4.5 Required Filings and Consents. Assuming the accuracy of the representations and warranties of Parent and Merger Sub in Section 5.4, none of the execution, delivery or performance of this Agreement by the Company or the consummation by the Company of the Merger, the Offer or any other transaction contemplated by this Agreement will require (with or without notice or lapse of time, or both) any consent, approval, authorization or permit of, or filing or registration with or notification to, any Governmental Entity, other than (a) the filing of the Certificate of Merger as required by the DGCL, (b) compliance with any applicable foreign, federal or state securities or blue sky Laws, including pursuant to the applicable requirements of the Securities Act and the Exchange Act, (c) such filings as may be required under the rules and regulations of the NYSE, (d) the filing with the SEC of the Schedule TO, Schedule 14D-9 and the Offer Documents and such other reports required in connection with the transactions pursuant to this Agreement under, and such other compliance with, the Exchange Act and the Securities Act and the rules and regulations thereunder and (e) consents, approvals, authorizations or permits of, filings, registrations with or notifications to, any Governmental Entity (including with respect to any Competition Laws), the failure of which to obtain or make would not have or would not reasonably be expected to have, individually or in the aggregate, a Company Material Adverse Effect.
4.6 Permits; Compliance with Law.

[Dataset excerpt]

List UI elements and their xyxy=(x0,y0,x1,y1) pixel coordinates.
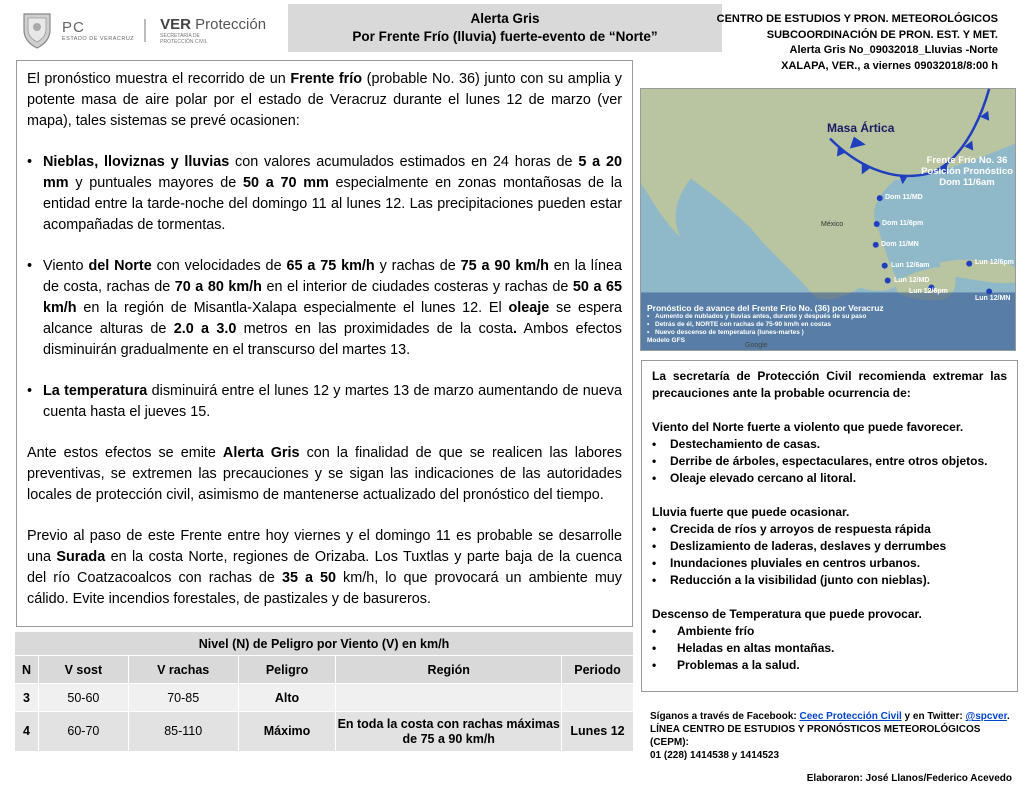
rec-rain-item: • Crecida de ríos y arroyos de respuesta rápida xyxy=(652,521,1007,538)
phone-line: 01 (228) 1414538 y 1414523 xyxy=(650,750,780,761)
text-span: y en Twitter: xyxy=(901,711,966,722)
text-bold: Surada xyxy=(56,549,106,565)
text-bold: del Norte xyxy=(88,258,152,274)
table-header-row xyxy=(15,656,634,684)
text-bold: 50 a 65 km/h xyxy=(43,279,623,316)
rec-temp-item: • Heladas en altas montañas. xyxy=(652,640,1007,657)
cepm-line: LÍNEA CENTRO DE ESTUDIOS Y PRONÓSTICOS METEOROLÓGICOS (CEPM): xyxy=(650,724,981,748)
table-row xyxy=(15,712,634,752)
table-cell: 60-70 xyxy=(38,712,128,752)
pc-logo-text: PC xyxy=(62,18,85,36)
text-span: Ante estos efectos se emite xyxy=(27,445,223,461)
center-info-line: Alerta Gris No_09032018_Lluvias -Norte xyxy=(789,44,998,56)
table-cell xyxy=(336,684,562,712)
text-span: El pronóstico muestra el recorrido de un xyxy=(27,71,291,87)
forecast-point xyxy=(966,261,972,267)
text-span: se espera alcance alturas de xyxy=(43,300,622,337)
text-bold: Alerta Gris xyxy=(222,445,300,461)
text-span: y rachas de xyxy=(374,258,461,274)
rec-temp-item: • Problemas a la salud. xyxy=(652,657,1007,674)
text-bold: 65 a 75 km/h xyxy=(286,258,375,274)
text-span: Ambos efectos disminuirán gradualmente en el transcurso del martes 13. xyxy=(43,321,623,358)
bullet-wind xyxy=(27,256,622,361)
forecast-point xyxy=(877,195,883,201)
text-bold: La temperatura xyxy=(43,383,148,399)
rec-rain-item: • Deslizamiento de laderas, deslaves y derrumbes xyxy=(652,538,1007,555)
alert-paragraph xyxy=(27,443,622,506)
text-bold: 50 a 70 mm xyxy=(243,175,329,191)
header-logos xyxy=(20,8,280,52)
pc-logo xyxy=(62,19,146,42)
map-point-label: Dom 11/6pm xyxy=(882,220,924,227)
social-line xyxy=(650,710,1012,723)
recommendations-box xyxy=(641,360,1018,692)
forecast-point xyxy=(873,242,879,248)
map-point-label: Dom 11/MN xyxy=(881,241,919,248)
front-title xyxy=(917,155,1017,188)
text-span: metros en las proximidades de la costa xyxy=(236,321,514,337)
text-span: Previo al paso de este Frente entre hoy viernes y el domingo 11 es probable se desarrolle una xyxy=(27,528,622,565)
wind-danger-table xyxy=(14,631,634,752)
text-span: y puntuales mayores de xyxy=(68,175,244,191)
rec-rain-item: • Reducción a la visibilidad (junto con nieblas). xyxy=(652,572,1007,589)
table-header: Peligro xyxy=(238,656,336,684)
text-span: en el interior de ciudades costeras y rachas de xyxy=(261,279,573,295)
twitter-link[interactable]: @spcver xyxy=(965,711,1007,722)
table-cell: 50-60 xyxy=(38,684,128,712)
map-point-label: Lun 12/MD xyxy=(894,277,930,284)
map-point-label: Lun 12/MN xyxy=(975,295,1011,302)
pc-logo-subtitle: ESTADO DE VERACRUZ xyxy=(62,35,135,42)
text-span: en la línea de costa, rachas de xyxy=(43,258,622,295)
text-span: Viento xyxy=(43,258,89,274)
alert-subtitle: Por Frente Frío (lluvia) fuerte-evento de “Norte” xyxy=(352,29,658,44)
center-info-line: XALAPA, VER., a viernes 09032018/8:00 h xyxy=(781,59,998,72)
authors-line: Elaboraron: José Llanos/Federico Acevedo xyxy=(806,773,1012,784)
center-info-line: SUBCOORDINACIÓN DE PRON. EST. Y MET. xyxy=(766,28,998,41)
table-cell: Lunes 12 xyxy=(562,712,634,752)
text-span: con velocidades de xyxy=(151,258,287,274)
forecast-point xyxy=(885,278,891,284)
table-header: Región xyxy=(336,656,562,684)
table-cell: 70-85 xyxy=(128,684,238,712)
rec-wind-title: Viento del Norte fuerte a violento que puede favorecer. xyxy=(652,420,964,434)
ver-logo-sub1: SECRETARÍA DE xyxy=(160,32,200,39)
text-span: (probable No. 36) junto con su amplia y potente masa de aire polar por el estado de Veracruz durante el lunes 12 de marzo (ver mapa), tales sistemas se prevé ocasionen: xyxy=(27,71,622,129)
rec-wind-item: • Derribe de árboles, espectaculares, entre otros objetos. xyxy=(652,453,1007,470)
forecast-map xyxy=(640,88,1016,351)
mexico-label: México xyxy=(821,221,844,228)
map-caption-list xyxy=(647,313,1009,337)
text-span: disminuirá entre el lunes 12 y martes 13 de marzo aumentando de nueva cuenta hasta el jueves 15. xyxy=(43,383,623,420)
map-caption-item: • Detrás de él, NORTE con rachas de 75-90 km/h en costas xyxy=(647,321,1009,329)
map-point-label: Lun 12/6pm xyxy=(909,288,948,295)
text-span: con valores acumulados estimados en 24 horas de xyxy=(229,154,579,170)
center-info xyxy=(708,12,998,74)
text-span: km/h, lo que provocará un ambiente muy cálido. Evite incendios forestales, de pastizales y de basureros. xyxy=(27,570,623,607)
rec-temp-title: Descenso de Temperatura que puede provocar. xyxy=(652,607,922,621)
text-bold: Nieblas, lloviznas y lluvias xyxy=(43,154,230,170)
rec-intro: La secretaría de Protección Civil recomienda extremar las precauciones ante la probable ocurrencia de: xyxy=(652,369,1007,400)
text-bold: 5 a 20 mm xyxy=(43,154,623,191)
front-title-line: Posición Pronóstico xyxy=(921,166,1013,177)
alert-title-box xyxy=(288,4,722,52)
rec-temp-list xyxy=(652,623,1007,674)
arctic-mass-label: Masa Ártica xyxy=(827,121,895,135)
surada-paragraph xyxy=(27,526,622,610)
rec-rain-title: Lluvia fuerte que puede ocasionar. xyxy=(652,505,850,519)
map-caption-item: • Nuevo descenso de temperatura (lunes-martes ) xyxy=(647,329,1009,337)
map-point-label: Dom 11/MD xyxy=(885,194,923,201)
table-header: N xyxy=(15,656,39,684)
text-span: . xyxy=(1006,711,1010,722)
text-span: en la costa Norte, regiones de Orizaba. Los Tuxtlas y parte baja de la cuenca del río Coatzacoalcos con rachas de xyxy=(27,549,622,586)
forecast-bullets xyxy=(27,152,622,423)
table-cell: 3 xyxy=(15,684,39,712)
facebook-link[interactable]: Ceec Protección Civil xyxy=(799,711,902,722)
front-title-line: Dom 11/6am xyxy=(939,177,995,188)
map-caption-title: Pronóstico de avance del Frente Frío No. (36) por Veracruz xyxy=(647,303,884,313)
map-model: Modelo GFS xyxy=(647,337,685,344)
ver-logo-text: Protección xyxy=(195,15,267,33)
table-cell: 85-110 xyxy=(128,712,238,752)
map-point-label: Lun 12/6am xyxy=(891,262,930,269)
bullet-rain xyxy=(27,152,622,236)
table-caption-row xyxy=(15,632,634,656)
table-cell xyxy=(562,684,634,712)
ver-logo-bold: VER xyxy=(160,15,191,33)
text-span: con la finalidad de que se realicen las labores preventivas, se extremen las precauciones y se sigan las indicaciones de las autoridades locales de protección civil, asimismo de mantenerse actualizado del pronóstico del tiempo. xyxy=(27,445,622,503)
forecast-text-box xyxy=(16,60,633,627)
text-bold: 35 a 50 xyxy=(281,570,337,586)
text-span: en la región de Misantla-Xalapa especialmente el lunes 12. El xyxy=(76,300,509,316)
text-bold: 70 a 80 km/h xyxy=(174,279,262,295)
table-row xyxy=(15,684,634,712)
table-header: Periodo xyxy=(562,656,634,684)
rec-rain-item: • Inundaciones pluviales en centros urbanos. xyxy=(652,555,1007,572)
front-title-line: Frente Frío No. 36 xyxy=(926,155,1008,166)
google-attribution: Google xyxy=(745,342,768,349)
ver-logo-sub2: PROTECCIÓN CIVIL xyxy=(160,38,208,45)
map-point-label: Lun 12/6pm xyxy=(975,259,1014,266)
text-span: especialmente en zonas montañosas de la entidad entre la tarde-noche del domingo 11 al lunes 12. Las precipitaciones pueden estar acompañadas de tormentas. xyxy=(43,175,622,233)
table-header: V rachas xyxy=(128,656,238,684)
alert-title: Alerta Gris xyxy=(470,11,540,26)
veracruz-shield-icon xyxy=(20,10,54,50)
map-caption xyxy=(641,299,1015,350)
text-bold: 75 a 90 km/h xyxy=(460,258,549,274)
bullet-temperature xyxy=(27,381,622,423)
rec-wind-item: • Destechamiento de casas. xyxy=(652,436,1007,453)
forecast-point xyxy=(882,263,888,269)
text-bold: 2.0 a 3.0 xyxy=(173,321,237,337)
ver-proteccion-logo xyxy=(160,16,266,45)
rec-wind-list xyxy=(652,436,1007,487)
rec-temp-item: • Ambiente frío xyxy=(652,623,1007,640)
rec-rain-list xyxy=(652,521,1007,589)
contact-footer xyxy=(650,710,1012,785)
table-cell: En toda la costa con rachas máximas de 75 a 90 km/h xyxy=(336,712,562,752)
text-bold: oleaje xyxy=(508,300,550,316)
center-info-line: CENTRO DE ESTUDIOS Y PRON. METEOROLÓGICOS xyxy=(716,13,998,25)
rec-wind-item: • Oleaje elevado cercano al litoral. xyxy=(652,470,1007,487)
text-bold: . xyxy=(513,321,518,337)
table-cell: Alto xyxy=(238,684,336,712)
forecast-point xyxy=(874,221,880,227)
map-caption-item: • Aumento de nublados y lluvias antes, durante y después de su paso xyxy=(647,313,1009,321)
table-cell: 4 xyxy=(15,712,39,752)
table-cell: Máximo xyxy=(238,712,336,752)
text-span: Síganos a través de Facebook: xyxy=(650,711,800,722)
text-bold: Frente frío xyxy=(290,71,363,87)
table-caption: Nivel (N) de Peligro por Viento (V) en km/h xyxy=(15,632,634,656)
table-header: V sost xyxy=(38,656,128,684)
intro-paragraph xyxy=(27,69,622,132)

§ **TASK DIRECTIONS**:
In the required filings and consents clause, which filing is listed as required by the DGCL? The records aren't needed for this task.

§ **ANSWER TO THE PROBLEM**:
The filing of the Certificate of Merger.